**WHAT TO PRODUCE**
Reproduce all entries word for word.
* begin INFORMATION SUPPLIED *
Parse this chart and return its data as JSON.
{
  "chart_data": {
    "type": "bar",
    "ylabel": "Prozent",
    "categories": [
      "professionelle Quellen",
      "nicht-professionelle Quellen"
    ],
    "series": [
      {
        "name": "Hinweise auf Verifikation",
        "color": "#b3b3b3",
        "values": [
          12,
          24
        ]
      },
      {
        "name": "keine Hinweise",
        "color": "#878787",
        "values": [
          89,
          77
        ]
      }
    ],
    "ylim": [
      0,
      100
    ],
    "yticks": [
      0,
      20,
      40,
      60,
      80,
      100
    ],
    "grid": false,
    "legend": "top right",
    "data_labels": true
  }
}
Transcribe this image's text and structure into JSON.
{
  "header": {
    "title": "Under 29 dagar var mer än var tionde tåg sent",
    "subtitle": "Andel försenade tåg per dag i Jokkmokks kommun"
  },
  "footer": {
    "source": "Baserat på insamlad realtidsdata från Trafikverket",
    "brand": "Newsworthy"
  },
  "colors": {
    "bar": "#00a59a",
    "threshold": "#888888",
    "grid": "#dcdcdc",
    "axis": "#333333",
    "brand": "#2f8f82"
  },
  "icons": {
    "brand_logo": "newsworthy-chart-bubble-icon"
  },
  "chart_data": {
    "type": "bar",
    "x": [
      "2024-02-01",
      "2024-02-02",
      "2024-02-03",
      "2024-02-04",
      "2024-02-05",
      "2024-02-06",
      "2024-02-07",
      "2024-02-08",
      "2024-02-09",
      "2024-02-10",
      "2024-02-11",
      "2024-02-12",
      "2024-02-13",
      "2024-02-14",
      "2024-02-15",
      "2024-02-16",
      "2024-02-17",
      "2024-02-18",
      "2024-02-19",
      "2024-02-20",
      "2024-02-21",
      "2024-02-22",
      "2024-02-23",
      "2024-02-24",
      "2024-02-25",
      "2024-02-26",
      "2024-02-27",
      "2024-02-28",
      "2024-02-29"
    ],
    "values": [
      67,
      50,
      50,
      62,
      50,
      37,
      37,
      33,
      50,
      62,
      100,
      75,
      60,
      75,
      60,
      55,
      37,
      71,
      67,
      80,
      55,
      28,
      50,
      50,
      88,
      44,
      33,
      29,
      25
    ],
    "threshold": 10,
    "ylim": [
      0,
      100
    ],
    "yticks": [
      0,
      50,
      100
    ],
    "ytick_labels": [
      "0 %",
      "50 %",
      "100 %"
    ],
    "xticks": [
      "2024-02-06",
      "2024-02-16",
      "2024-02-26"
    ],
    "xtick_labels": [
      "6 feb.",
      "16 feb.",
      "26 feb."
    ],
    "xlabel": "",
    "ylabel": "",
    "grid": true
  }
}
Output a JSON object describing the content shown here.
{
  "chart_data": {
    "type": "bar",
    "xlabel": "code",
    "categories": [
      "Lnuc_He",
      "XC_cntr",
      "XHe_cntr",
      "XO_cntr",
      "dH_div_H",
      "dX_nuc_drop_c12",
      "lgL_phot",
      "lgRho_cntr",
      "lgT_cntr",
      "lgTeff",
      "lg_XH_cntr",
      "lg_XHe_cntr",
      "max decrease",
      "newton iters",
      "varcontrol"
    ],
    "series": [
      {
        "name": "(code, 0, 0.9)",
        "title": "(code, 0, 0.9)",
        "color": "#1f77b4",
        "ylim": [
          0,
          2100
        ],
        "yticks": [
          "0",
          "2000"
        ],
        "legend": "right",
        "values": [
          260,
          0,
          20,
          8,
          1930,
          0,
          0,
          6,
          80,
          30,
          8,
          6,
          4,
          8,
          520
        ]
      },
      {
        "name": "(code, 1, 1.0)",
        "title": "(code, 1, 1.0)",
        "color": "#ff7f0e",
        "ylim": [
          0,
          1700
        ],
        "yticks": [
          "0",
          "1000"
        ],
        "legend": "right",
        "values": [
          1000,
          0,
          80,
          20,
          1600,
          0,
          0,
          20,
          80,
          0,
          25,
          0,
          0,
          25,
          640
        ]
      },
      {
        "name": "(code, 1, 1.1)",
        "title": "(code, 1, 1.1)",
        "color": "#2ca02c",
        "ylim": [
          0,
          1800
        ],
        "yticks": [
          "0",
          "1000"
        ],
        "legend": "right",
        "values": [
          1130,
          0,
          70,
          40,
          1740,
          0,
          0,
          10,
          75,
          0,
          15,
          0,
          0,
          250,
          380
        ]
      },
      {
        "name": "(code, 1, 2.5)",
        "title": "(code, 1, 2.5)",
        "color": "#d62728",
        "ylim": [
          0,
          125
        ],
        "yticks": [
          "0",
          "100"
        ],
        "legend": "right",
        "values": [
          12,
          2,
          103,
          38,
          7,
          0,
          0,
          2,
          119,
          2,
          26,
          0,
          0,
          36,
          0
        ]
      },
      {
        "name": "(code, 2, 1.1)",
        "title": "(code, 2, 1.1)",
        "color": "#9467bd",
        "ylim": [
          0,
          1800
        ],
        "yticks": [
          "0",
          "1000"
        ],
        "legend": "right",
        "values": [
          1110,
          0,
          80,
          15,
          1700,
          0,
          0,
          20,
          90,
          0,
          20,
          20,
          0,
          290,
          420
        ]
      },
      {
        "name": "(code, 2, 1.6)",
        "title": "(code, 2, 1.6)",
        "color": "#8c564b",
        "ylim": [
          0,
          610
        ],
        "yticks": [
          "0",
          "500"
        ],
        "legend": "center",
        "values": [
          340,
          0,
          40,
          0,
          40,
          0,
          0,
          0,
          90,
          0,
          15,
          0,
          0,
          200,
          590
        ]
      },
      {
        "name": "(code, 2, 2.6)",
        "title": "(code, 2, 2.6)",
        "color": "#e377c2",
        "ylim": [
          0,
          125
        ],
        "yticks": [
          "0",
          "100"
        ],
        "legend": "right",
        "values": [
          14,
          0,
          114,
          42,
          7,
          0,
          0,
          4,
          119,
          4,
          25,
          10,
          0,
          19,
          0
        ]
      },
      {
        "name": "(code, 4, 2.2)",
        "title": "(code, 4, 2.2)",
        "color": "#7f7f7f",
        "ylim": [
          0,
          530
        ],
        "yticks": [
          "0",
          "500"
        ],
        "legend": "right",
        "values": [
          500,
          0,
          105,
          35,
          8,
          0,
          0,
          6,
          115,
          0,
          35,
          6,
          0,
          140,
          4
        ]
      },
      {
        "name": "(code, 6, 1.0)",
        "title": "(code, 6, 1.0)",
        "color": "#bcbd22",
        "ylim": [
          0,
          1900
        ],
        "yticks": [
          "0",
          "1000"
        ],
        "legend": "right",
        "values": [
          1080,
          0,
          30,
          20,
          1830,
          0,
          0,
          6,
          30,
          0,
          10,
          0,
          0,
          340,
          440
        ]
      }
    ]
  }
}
* end INFORMATION SUPPLIED *
**RIGHT ANSWER**
Parse this chart and return its data as JSON.
{
  "chart_data": {
    "type": "bar",
    "ylabel": "Prozent",
    "categories": [
      "professionelle Quellen",
      "nicht-professionelle Quellen"
    ],
    "series": [
      {
        "name": "Hinweise auf Verifikation",
        "color": "#b3b3b3",
        "values": [
          12,
          24
        ]
      },
      {
        "name": "keine Hinweise",
        "color": "#878787",
        "values": [
          89,
          77
        ]
      }
    ],
    "ylim": [
      0,
      100
    ],
    "yticks": [
      0,
      20,
      40,
      60,
      80,
      100
    ],
    "grid": false,
    "legend": "top right",
    "data_labels": true
  }
}
Transcribe this image's text and structure into JSON.
{
  "header": {
    "title": "Under 29 dagar var mer än var tionde tåg sent",
    "subtitle": "Andel försenade tåg per dag i Jokkmokks kommun"
  },
  "footer": {
    "source": "Baserat på insamlad realtidsdata från Trafikverket",
    "brand": "Newsworthy"
  },
  "colors": {
    "bar": "#00a59a",
    "threshold": "#888888",
    "grid": "#dcdcdc",
    "axis": "#333333",
    "brand": "#2f8f82"
  },
  "icons": {
    "brand_logo": "newsworthy-chart-bubble-icon"
  },
  "chart_data": {
    "type": "bar",
    "x": [
      "2024-02-01",
      "2024-02-02",
      "2024-02-03",
      "2024-02-04",
      "2024-02-05",
      "2024-02-06",
      "2024-02-07",
      "2024-02-08",
      "2024-02-09",
      "2024-02-10",
      "2024-02-11",
      "2024-02-12",
      "2024-02-13",
      "2024-02-14",
      "2024-02-15",
      "2024-02-16",
      "2024-02-17",
      "2024-02-18",
      "2024-02-19",
      "2024-02-20",
      "2024-02-21",
      "2024-02-22",
      "2024-02-23",
      "2024-02-24",
      "2024-02-25",
      "2024-02-26",
      "2024-02-27",
      "2024-02-28",
      "2024-02-29"
    ],
    "values": [
      67,
      50,
      50,
      62,
      50,
      37,
      37,
      33,
      50,
      62,
      100,
      75,
      60,
      75,
      60,
      55,
      37,
      71,
      67,
      80,
      55,
      28,
      50,
      50,
      88,
      44,
      33,
      29,
      25
    ],
    "threshold": 10,
    "ylim": [
      0,
      100
    ],
    "yticks": [
      0,
      50,
      100
    ],
    "ytick_labels": [
      "0 %",
      "50 %",
      "100 %"
    ],
    "xticks": [
      "2024-02-06",
      "2024-02-16",
      "2024-02-26"
    ],
    "xtick_labels": [
      "6 feb.",
      "16 feb.",
      "26 feb."
    ],
    "xlabel": "",
    "ylabel": "",
    "grid": true
  }
}
Output a JSON object describing the content shown here.
{
  "chart_data": {
    "type": "bar",
    "xlabel": "code",
    "categories": [
      "Lnuc_He",
      "XC_cntr",
      "XHe_cntr",
      "XO_cntr",
      "dH_div_H",
      "dX_nuc_drop_c12",
      "lgL_phot",
      "lgRho_cntr",
      "lgT_cntr",
      "lgTeff",
      "lg_XH_cntr",
      "lg_XHe_cntr",
      "max decrease",
      "newton iters",
      "varcontrol"
    ],
    "series": [
      {
        "name": "(code, 0, 0.9)",
        "title": "(code, 0, 0.9)",
        "color": "#1f77b4",
        "ylim": [
          0,
          2100
        ],
        "yticks": [
          "0",
          "2000"
        ],
        "legend": "right",
        "values": [
          260,
          0,
          20,
          8,
          1930,
          0,
          0,
          6,
          80,
          30,
          8,
          6,
          4,
          8,
          520
        ]
      },
      {
        "name": "(code, 1, 1.0)",
        "title": "(code, 1, 1.0)",
        "color": "#ff7f0e",
        "ylim": [
          0,
          1700
        ],
        "yticks": [
          "0",
          "1000"
        ],
        "legend": "right",
        "values": [
          1000,
          0,
          80,
          20,
          1600,
          0,
          0,
          20,
          80,
          0,
          25,
          0,
          0,
          25,
          640
        ]
      },
      {
        "name": "(code, 1, 1.1)",
        "title": "(code, 1, 1.1)",
        "color": "#2ca02c",
        "ylim": [
          0,
          1800
        ],
        "yticks": [
          "0",
          "1000"
        ],
        "legend": "right",
        "values": [
          1130,
          0,
          70,
          40,
          1740,
          0,
          0,
          10,
          75,
          0,
          15,
          0,
          0,
          250,
          380
        ]
      },
      {
        "name": "(code, 1, 2.5)",
        "title": "(code, 1, 2.5)",
        "color": "#d62728",
        "ylim": [
          0,
          125
        ],
        "yticks": [
          "0",
          "100"
        ],
        "legend": "right",
        "values": [
          12,
          2,
          103,
          38,
          7,
          0,
          0,
          2,
          119,
          2,
          26,
          0,
          0,
          36,
          0
        ]
      },
      {
        "name": "(code, 2, 1.1)",
        "title": "(code, 2, 1.1)",
        "color": "#9467bd",
        "ylim": [
          0,
          1800
        ],
        "yticks": [
          "0",
          "1000"
        ],
        "legend": "right",
        "values": [
          1110,
          0,
          80,
          15,
          1700,
          0,
          0,
          20,
          90,
          0,
          20,
          20,
          0,
          290,
          420
        ]
      },
      {
        "name": "(code, 2, 1.6)",
        "title": "(code, 2, 1.6)",
        "color": "#8c564b",
        "ylim": [
          0,
          610
        ],
        "yticks": [
          "0",
          "500"
        ],
        "legend": "center",
        "values": [
          340,
          0,
          40,
          0,
          40,
          0,
          0,
          0,
          90,
          0,
          15,
          0,
          0,
          200,
          590
        ]
      },
      {
        "name": "(code, 2, 2.6)",
        "title": "(code, 2, 2.6)",
        "color": "#e377c2",
        "ylim": [
          0,
          125
        ],
        "yticks": [
          "0",
          "100"
        ],
        "legend": "right",
        "values": [
          14,
          0,
          114,
          42,
          7,
          0,
          0,
          4,
          119,
          4,
          25,
          10,
          0,
          19,
          0
        ]
      },
      {
        "name": "(code, 4, 2.2)",
        "title": "(code, 4, 2.2)",
        "color": "#7f7f7f",
        "ylim": [
          0,
          530
        ],
        "yticks": [
          "0",
          "500"
        ],
        "legend": "right",
        "values": [
          500,
          0,
          105,
          35,
          8,
          0,
          0,
          6,
          115,
          0,
          35,
          6,
          0,
          140,
          4
        ]
      },
      {
        "name": "(code, 6, 1.0)",
        "title": "(code, 6, 1.0)",
        "color": "#bcbd22",
        "ylim": [
          0,
          1900
        ],
        "yticks": [
          "0",
          "1000"
        ],
        "legend": "right",
        "values": [
          1080,
          0,
          30,
          20,
          1830,
          0,
          0,
          6,
          30,
          0,
          10,
          0,
          0,
          340,
          440
        ]
      }
    ]
  }
}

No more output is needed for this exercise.